(Saved entries)
* START *

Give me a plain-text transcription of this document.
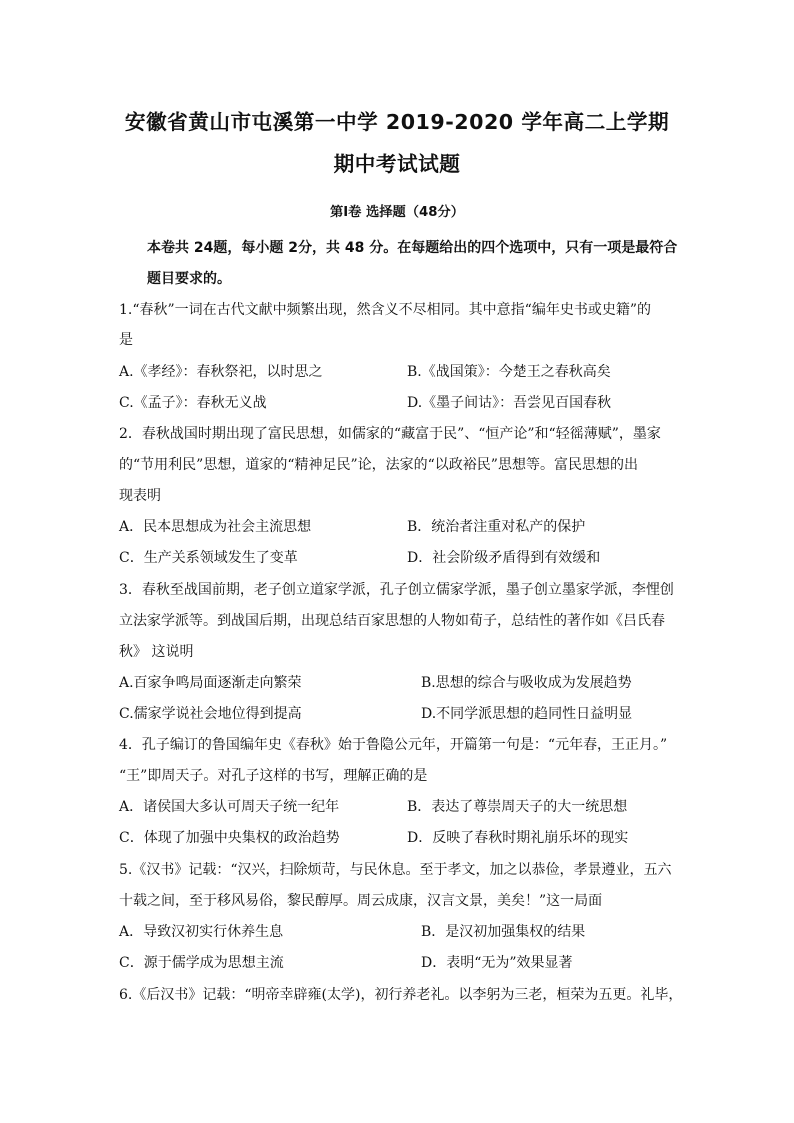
安徽省黄山市屯溪第一中学 2019-2020 学年高二上学期
期中考试试题
第Ⅰ卷 选择题（48分）
本卷共 24题，每小题 2分，共 48 分。在每题给出的四个选项中，只有一项是最符合
题目要求的。
1.“春秋”一词在古代文献中频繁出现，然含义不尽相同。其中意指“编年史书或史籍”的
是
A.《孝经》：春秋祭祀，以时思之	B.《战国策》：今楚王之春秋高矣
C.《孟子》：春秋无义战	D.《墨子间诂》：吾尝见百国春秋
2．春秋战国时期出现了富民思想，如儒家的“藏富于民”、“恒产论”和“轻徭薄赋”，墨家
的“节用利民”思想，道家的“精神足民”论，法家的“以政裕民”思想等。富民思想的出
现表明
A．民本思想成为社会主流思想	B．统治者注重对私产的保护
C．生产关系领域发生了变革	D．社会阶级矛盾得到有效缓和
3．春秋至战国前期，老子创立道家学派，孔子创立儒家学派，墨子创立墨家学派，李悝创
立法家学派等。到战国后期，出现总结百家思想的人物如荀子，总结性的著作如《吕氏春
秋》 这说明
A.百家争鸣局面逐渐走向繁荣	B.思想的综合与吸收成为发展趋势
C.儒家学说社会地位得到提高	D.不同学派思想的趋同性日益明显
4．孔子编订的鲁国编年史《春秋》始于鲁隐公元年，开篇第一句是：“元年春，王正月。”
“王”即周天子。对孔子这样的书写，理解正确的是
A．诸侯国大多认可周天子统一纪年	B．表达了尊崇周天子的大一统思想
C．体现了加强中央集权的政治趋势	D．反映了春秋时期礼崩乐坏的现实
5.《汉书》记载：“汉兴，扫除烦苛，与民休息。至于孝文，加之以恭俭，孝景遵业，五六
十载之间，至于移风易俗，黎民醇厚。周云成康，汉言文景，美矣！”这一局面
A．导致汉初实行休养生息	B．是汉初加强集权的结果
C．源于儒学成为思想主流	D．表明“无为”效果显著
6.《后汉书》记载：“明帝幸辟雍(太学)，初行养老礼。以李躬为三老，桓荣为五更。礼毕，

* END *

PROBLEM DESCRIPTION:
Copy the records exactly as they appear, excluding images.

RESPONSE FOR THIS EXERCISE:
Give me a plain-text transcription of this document.
安徽省黄山市屯溪第一中学 2019-2020 学年高二上学期
期中考试试题
第Ⅰ卷 选择题（48分）
本卷共 24题，每小题 2分，共 48 分。在每题给出的四个选项中，只有一项是最符合
题目要求的。
1.“春秋”一词在古代文献中频繁出现，然含义不尽相同。其中意指“编年史书或史籍”的
是
A.《孝经》：春秋祭祀，以时思之	B.《战国策》：今楚王之春秋高矣
C.《孟子》：春秋无义战	D.《墨子间诂》：吾尝见百国春秋
2．春秋战国时期出现了富民思想，如儒家的“藏富于民”、“恒产论”和“轻徭薄赋”，墨家
的“节用利民”思想，道家的“精神足民”论，法家的“以政裕民”思想等。富民思想的出
现表明
A．民本思想成为社会主流思想	B．统治者注重对私产的保护
C．生产关系领域发生了变革	D．社会阶级矛盾得到有效缓和
3．春秋至战国前期，老子创立道家学派，孔子创立儒家学派，墨子创立墨家学派，李悝创
立法家学派等。到战国后期，出现总结百家思想的人物如荀子，总结性的著作如《吕氏春
秋》 这说明
A.百家争鸣局面逐渐走向繁荣	B.思想的综合与吸收成为发展趋势
C.儒家学说社会地位得到提高	D.不同学派思想的趋同性日益明显
4．孔子编订的鲁国编年史《春秋》始于鲁隐公元年，开篇第一句是：“元年春，王正月。”
“王”即周天子。对孔子这样的书写，理解正确的是
A．诸侯国大多认可周天子统一纪年	B．表达了尊崇周天子的大一统思想
C．体现了加强中央集权的政治趋势	D．反映了春秋时期礼崩乐坏的现实
5.《汉书》记载：“汉兴，扫除烦苛，与民休息。至于孝文，加之以恭俭，孝景遵业，五六
十载之间，至于移风易俗，黎民醇厚。周云成康，汉言文景，美矣！”这一局面
A．导致汉初实行休养生息	B．是汉初加强集权的结果
C．源于儒学成为思想主流	D．表明“无为”效果显著
6.《后汉书》记载：“明帝幸辟雍(太学)，初行养老礼。以李躬为三老，桓荣为五更。礼毕，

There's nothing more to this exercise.